• [What the task requires]
Extract all of the entries and set them down verbatim.

==== Listed records

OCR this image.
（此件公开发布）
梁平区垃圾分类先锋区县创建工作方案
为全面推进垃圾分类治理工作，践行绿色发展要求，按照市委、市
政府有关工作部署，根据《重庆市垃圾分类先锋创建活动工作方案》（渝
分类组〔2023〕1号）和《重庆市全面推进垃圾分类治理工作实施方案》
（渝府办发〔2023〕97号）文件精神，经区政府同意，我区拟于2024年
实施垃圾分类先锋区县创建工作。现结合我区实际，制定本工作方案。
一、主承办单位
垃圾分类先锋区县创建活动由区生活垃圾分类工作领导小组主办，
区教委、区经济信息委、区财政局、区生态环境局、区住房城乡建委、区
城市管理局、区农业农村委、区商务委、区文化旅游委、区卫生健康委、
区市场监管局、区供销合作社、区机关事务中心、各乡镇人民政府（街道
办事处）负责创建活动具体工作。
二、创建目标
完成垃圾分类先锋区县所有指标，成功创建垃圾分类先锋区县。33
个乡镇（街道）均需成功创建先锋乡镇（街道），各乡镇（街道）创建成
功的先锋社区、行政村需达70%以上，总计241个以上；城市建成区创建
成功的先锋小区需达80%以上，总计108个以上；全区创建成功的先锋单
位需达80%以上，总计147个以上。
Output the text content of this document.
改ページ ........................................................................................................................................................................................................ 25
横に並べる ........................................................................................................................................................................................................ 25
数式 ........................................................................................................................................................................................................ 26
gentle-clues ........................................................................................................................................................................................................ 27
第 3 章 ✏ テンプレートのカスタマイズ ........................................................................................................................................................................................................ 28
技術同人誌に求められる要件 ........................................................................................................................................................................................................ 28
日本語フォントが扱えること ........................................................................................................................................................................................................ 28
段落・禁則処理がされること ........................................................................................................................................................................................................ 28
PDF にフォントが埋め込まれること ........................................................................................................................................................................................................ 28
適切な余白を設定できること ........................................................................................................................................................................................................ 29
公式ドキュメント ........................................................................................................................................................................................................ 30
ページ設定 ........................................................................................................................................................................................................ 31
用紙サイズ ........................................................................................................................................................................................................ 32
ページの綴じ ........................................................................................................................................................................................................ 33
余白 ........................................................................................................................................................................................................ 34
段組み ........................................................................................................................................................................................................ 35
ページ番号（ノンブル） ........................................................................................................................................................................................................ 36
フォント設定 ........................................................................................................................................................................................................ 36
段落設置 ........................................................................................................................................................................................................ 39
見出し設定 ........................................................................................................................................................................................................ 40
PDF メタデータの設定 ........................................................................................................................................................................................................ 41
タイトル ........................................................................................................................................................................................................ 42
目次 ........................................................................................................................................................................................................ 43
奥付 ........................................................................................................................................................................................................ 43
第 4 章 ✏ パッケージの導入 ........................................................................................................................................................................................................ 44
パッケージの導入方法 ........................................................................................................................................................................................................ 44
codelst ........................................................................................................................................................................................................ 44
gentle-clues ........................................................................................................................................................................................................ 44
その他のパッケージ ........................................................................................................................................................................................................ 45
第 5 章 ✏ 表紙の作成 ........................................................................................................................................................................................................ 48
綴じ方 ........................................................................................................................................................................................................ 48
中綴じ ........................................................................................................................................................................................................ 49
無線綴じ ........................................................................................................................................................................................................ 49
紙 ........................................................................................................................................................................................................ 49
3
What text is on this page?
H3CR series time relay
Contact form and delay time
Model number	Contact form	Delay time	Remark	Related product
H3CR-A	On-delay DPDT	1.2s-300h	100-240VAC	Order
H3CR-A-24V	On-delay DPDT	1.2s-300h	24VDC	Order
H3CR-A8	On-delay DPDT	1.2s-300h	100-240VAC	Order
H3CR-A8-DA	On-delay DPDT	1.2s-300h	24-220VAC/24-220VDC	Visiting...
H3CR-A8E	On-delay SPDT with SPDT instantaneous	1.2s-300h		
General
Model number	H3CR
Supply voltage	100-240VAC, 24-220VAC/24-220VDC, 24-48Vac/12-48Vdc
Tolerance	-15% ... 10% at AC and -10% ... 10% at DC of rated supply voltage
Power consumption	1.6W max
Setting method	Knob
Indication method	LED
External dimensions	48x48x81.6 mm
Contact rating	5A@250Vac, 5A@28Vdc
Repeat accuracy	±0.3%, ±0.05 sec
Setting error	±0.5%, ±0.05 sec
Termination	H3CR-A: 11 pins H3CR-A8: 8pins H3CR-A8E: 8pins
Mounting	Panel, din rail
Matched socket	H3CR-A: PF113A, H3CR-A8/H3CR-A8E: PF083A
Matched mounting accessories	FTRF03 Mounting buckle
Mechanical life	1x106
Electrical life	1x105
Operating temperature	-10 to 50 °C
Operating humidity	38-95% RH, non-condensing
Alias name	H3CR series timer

========

• [Response for this exercise]
OCR this image.
（此件公开发布）
梁平区垃圾分类先锋区县创建工作方案
为全面推进垃圾分类治理工作，践行绿色发展要求，按照市委、市
政府有关工作部署，根据《重庆市垃圾分类先锋创建活动工作方案》（渝
分类组〔2023〕1号）和《重庆市全面推进垃圾分类治理工作实施方案》
（渝府办发〔2023〕97号）文件精神，经区政府同意，我区拟于2024年
实施垃圾分类先锋区县创建工作。现结合我区实际，制定本工作方案。
一、主承办单位
垃圾分类先锋区县创建活动由区生活垃圾分类工作领导小组主办，
区教委、区经济信息委、区财政局、区生态环境局、区住房城乡建委、区
城市管理局、区农业农村委、区商务委、区文化旅游委、区卫生健康委、
区市场监管局、区供销合作社、区机关事务中心、各乡镇人民政府（街道
办事处）负责创建活动具体工作。
二、创建目标
完成垃圾分类先锋区县所有指标，成功创建垃圾分类先锋区县。33
个乡镇（街道）均需成功创建先锋乡镇（街道），各乡镇（街道）创建成
功的先锋社区、行政村需达70%以上，总计241个以上；城市建成区创建
成功的先锋小区需达80%以上，总计108个以上；全区创建成功的先锋单
位需达80%以上，总计147个以上。
Output the text content of this document.
改ページ ........................................................................................................................................................................................................ 25
横に並べる ........................................................................................................................................................................................................ 25
数式 ........................................................................................................................................................................................................ 26
gentle-clues ........................................................................................................................................................................................................ 27
第 3 章 ✏ テンプレートのカスタマイズ ........................................................................................................................................................................................................ 28
技術同人誌に求められる要件 ........................................................................................................................................................................................................ 28
日本語フォントが扱えること ........................................................................................................................................................................................................ 28
段落・禁則処理がされること ........................................................................................................................................................................................................ 28
PDF にフォントが埋め込まれること ........................................................................................................................................................................................................ 28
適切な余白を設定できること ........................................................................................................................................................................................................ 29
公式ドキュメント ........................................................................................................................................................................................................ 30
ページ設定 ........................................................................................................................................................................................................ 31
用紙サイズ ........................................................................................................................................................................................................ 32
ページの綴じ ........................................................................................................................................................................................................ 33
余白 ........................................................................................................................................................................................................ 34
段組み ........................................................................................................................................................................................................ 35
ページ番号（ノンブル） ........................................................................................................................................................................................................ 36
フォント設定 ........................................................................................................................................................................................................ 36
段落設置 ........................................................................................................................................................................................................ 39
見出し設定 ........................................................................................................................................................................................................ 40
PDF メタデータの設定 ........................................................................................................................................................................................................ 41
タイトル ........................................................................................................................................................................................................ 42
目次 ........................................................................................................................................................................................................ 43
奥付 ........................................................................................................................................................................................................ 43
第 4 章 ✏ パッケージの導入 ........................................................................................................................................................................................................ 44
パッケージの導入方法 ........................................................................................................................................................................................................ 44
codelst ........................................................................................................................................................................................................ 44
gentle-clues ........................................................................................................................................................................................................ 44
その他のパッケージ ........................................................................................................................................................................................................ 45
第 5 章 ✏ 表紙の作成 ........................................................................................................................................................................................................ 48
綴じ方 ........................................................................................................................................................................................................ 48
中綴じ ........................................................................................................................................................................................................ 49
無線綴じ ........................................................................................................................................................................................................ 49
紙 ........................................................................................................................................................................................................ 49
3
What text is on this page?
H3CR series time relay
Contact form and delay time
Model number	Contact form	Delay time	Remark	Related product
H3CR-A	On-delay DPDT	1.2s-300h	100-240VAC	Order
H3CR-A-24V	On-delay DPDT	1.2s-300h	24VDC	Order
H3CR-A8	On-delay DPDT	1.2s-300h	100-240VAC	Order
H3CR-A8-DA	On-delay DPDT	1.2s-300h	24-220VAC/24-220VDC	Visiting...
H3CR-A8E	On-delay SPDT with SPDT instantaneous	1.2s-300h		
General
Model number	H3CR
Supply voltage	100-240VAC, 24-220VAC/24-220VDC, 24-48Vac/12-48Vdc
Tolerance	-15% ... 10% at AC and -10% ... 10% at DC of rated supply voltage
Power consumption	1.6W max
Setting method	Knob
Indication method	LED
External dimensions	48x48x81.6 mm
Contact rating	5A@250Vac, 5A@28Vdc
Repeat accuracy	±0.3%, ±0.05 sec
Setting error	±0.5%, ±0.05 sec
Termination	H3CR-A: 11 pins H3CR-A8: 8pins H3CR-A8E: 8pins
Mounting	Panel, din rail
Matched socket	H3CR-A: PF113A, H3CR-A8/H3CR-A8E: PF083A
Matched mounting accessories	FTRF03 Mounting buckle
Mechanical life	1x106
Electrical life	1x105
Operating temperature	-10 to 50 °C
Operating humidity	38-95% RH, non-condensing
Alias name	H3CR series timer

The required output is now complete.